Figure dataset records:
***
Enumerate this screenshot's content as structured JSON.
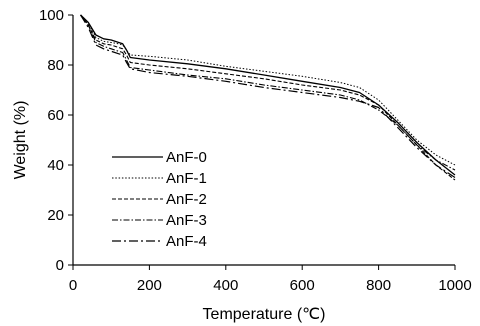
{
  "chart_data": {
    "type": "line",
    "title": "",
    "xlabel": "Temperature (℃)",
    "ylabel": "Weight (%)",
    "xlim": [
      0,
      1000
    ],
    "ylim": [
      0,
      100
    ],
    "x_ticks": [
      0,
      200,
      400,
      600,
      800,
      1000
    ],
    "y_ticks": [
      0,
      20,
      40,
      60,
      80,
      100
    ],
    "grid": false,
    "legend_position": "bottom-left",
    "series": [
      {
        "name": "AnF-0",
        "line_style": "solid",
        "x": [
          20,
          40,
          60,
          80,
          100,
          120,
          130,
          140,
          150,
          200,
          300,
          400,
          500,
          600,
          700,
          750,
          800,
          850,
          900,
          950,
          1000
        ],
        "y": [
          100,
          97,
          92,
          90.5,
          90,
          89,
          88.5,
          86,
          83,
          82,
          80.5,
          78.5,
          76,
          73.5,
          71,
          69,
          64,
          57,
          49,
          42,
          36
        ]
      },
      {
        "name": "AnF-1",
        "line_style": "dotted",
        "x": [
          20,
          40,
          60,
          80,
          100,
          120,
          130,
          140,
          150,
          200,
          300,
          400,
          500,
          600,
          700,
          750,
          800,
          850,
          900,
          950,
          1000
        ],
        "y": [
          100,
          97,
          91,
          89.5,
          89,
          88.5,
          88,
          86,
          84,
          83.5,
          82,
          79.5,
          77.5,
          75.5,
          73,
          71,
          66,
          58,
          50,
          44,
          40
        ]
      },
      {
        "name": "AnF-2",
        "line_style": "dashed",
        "x": [
          20,
          40,
          60,
          80,
          100,
          120,
          130,
          140,
          150,
          200,
          300,
          400,
          500,
          600,
          700,
          750,
          800,
          850,
          900,
          950,
          1000
        ],
        "y": [
          100,
          96,
          90,
          88.5,
          88,
          87,
          86.5,
          84,
          81,
          80,
          78.5,
          76.5,
          74.5,
          72,
          70,
          68,
          64,
          56,
          48,
          40,
          34
        ]
      },
      {
        "name": "AnF-3",
        "line_style": "dash-dot",
        "x": [
          20,
          40,
          60,
          80,
          100,
          120,
          130,
          140,
          150,
          200,
          300,
          400,
          500,
          600,
          700,
          750,
          800,
          850,
          900,
          950,
          1000
        ],
        "y": [
          100,
          96,
          89,
          87.5,
          86.5,
          85.5,
          85,
          82,
          79,
          78,
          76,
          74.5,
          72,
          70,
          68,
          66,
          62,
          56,
          48,
          42,
          38
        ]
      },
      {
        "name": "AnF-4",
        "line_style": "long-dash-dot",
        "x": [
          20,
          40,
          60,
          80,
          100,
          120,
          130,
          140,
          150,
          200,
          300,
          400,
          500,
          600,
          700,
          750,
          800,
          850,
          900,
          950,
          1000
        ],
        "y": [
          100,
          95,
          88,
          86.5,
          85.5,
          84.5,
          84,
          81,
          78.5,
          77,
          75.5,
          73.5,
          71,
          69,
          67,
          65.5,
          63,
          55,
          47,
          40,
          35
        ]
      }
    ]
  },
  "style": {
    "line_color": "#000000",
    "axis_color": "#000000",
    "background": "#ffffff"
  }
}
***
*Exercise*.
Each record above must be returned exactly as written, with its pictures omitted.

*The output*.
Enumerate this screenshot's content as structured JSON.
{
  "chart_data": {
    "type": "line",
    "title": "",
    "xlabel": "Temperature (℃)",
    "ylabel": "Weight (%)",
    "xlim": [
      0,
      1000
    ],
    "ylim": [
      0,
      100
    ],
    "x_ticks": [
      0,
      200,
      400,
      600,
      800,
      1000
    ],
    "y_ticks": [
      0,
      20,
      40,
      60,
      80,
      100
    ],
    "grid": false,
    "legend_position": "bottom-left",
    "series": [
      {
        "name": "AnF-0",
        "line_style": "solid",
        "x": [
          20,
          40,
          60,
          80,
          100,
          120,
          130,
          140,
          150,
          200,
          300,
          400,
          500,
          600,
          700,
          750,
          800,
          850,
          900,
          950,
          1000
        ],
        "y": [
          100,
          97,
          92,
          90.5,
          90,
          89,
          88.5,
          86,
          83,
          82,
          80.5,
          78.5,
          76,
          73.5,
          71,
          69,
          64,
          57,
          49,
          42,
          36
        ]
      },
      {
        "name": "AnF-1",
        "line_style": "dotted",
        "x": [
          20,
          40,
          60,
          80,
          100,
          120,
          130,
          140,
          150,
          200,
          300,
          400,
          500,
          600,
          700,
          750,
          800,
          850,
          900,
          950,
          1000
        ],
        "y": [
          100,
          97,
          91,
          89.5,
          89,
          88.5,
          88,
          86,
          84,
          83.5,
          82,
          79.5,
          77.5,
          75.5,
          73,
          71,
          66,
          58,
          50,
          44,
          40
        ]
      },
      {
        "name": "AnF-2",
        "line_style": "dashed",
        "x": [
          20,
          40,
          60,
          80,
          100,
          120,
          130,
          140,
          150,
          200,
          300,
          400,
          500,
          600,
          700,
          750,
          800,
          850,
          900,
          950,
          1000
        ],
        "y": [
          100,
          96,
          90,
          88.5,
          88,
          87,
          86.5,
          84,
          81,
          80,
          78.5,
          76.5,
          74.5,
          72,
          70,
          68,
          64,
          56,
          48,
          40,
          34
        ]
      },
      {
        "name": "AnF-3",
        "line_style": "dash-dot",
        "x": [
          20,
          40,
          60,
          80,
          100,
          120,
          130,
          140,
          150,
          200,
          300,
          400,
          500,
          600,
          700,
          750,
          800,
          850,
          900,
          950,
          1000
        ],
        "y": [
          100,
          96,
          89,
          87.5,
          86.5,
          85.5,
          85,
          82,
          79,
          78,
          76,
          74.5,
          72,
          70,
          68,
          66,
          62,
          56,
          48,
          42,
          38
        ]
      },
      {
        "name": "AnF-4",
        "line_style": "long-dash-dot",
        "x": [
          20,
          40,
          60,
          80,
          100,
          120,
          130,
          140,
          150,
          200,
          300,
          400,
          500,
          600,
          700,
          750,
          800,
          850,
          900,
          950,
          1000
        ],
        "y": [
          100,
          95,
          88,
          86.5,
          85.5,
          84.5,
          84,
          81,
          78.5,
          77,
          75.5,
          73.5,
          71,
          69,
          67,
          65.5,
          63,
          55,
          47,
          40,
          35
        ]
      }
    ]
  },
  "style": {
    "line_color": "#000000",
    "axis_color": "#000000",
    "background": "#ffffff"
  }
}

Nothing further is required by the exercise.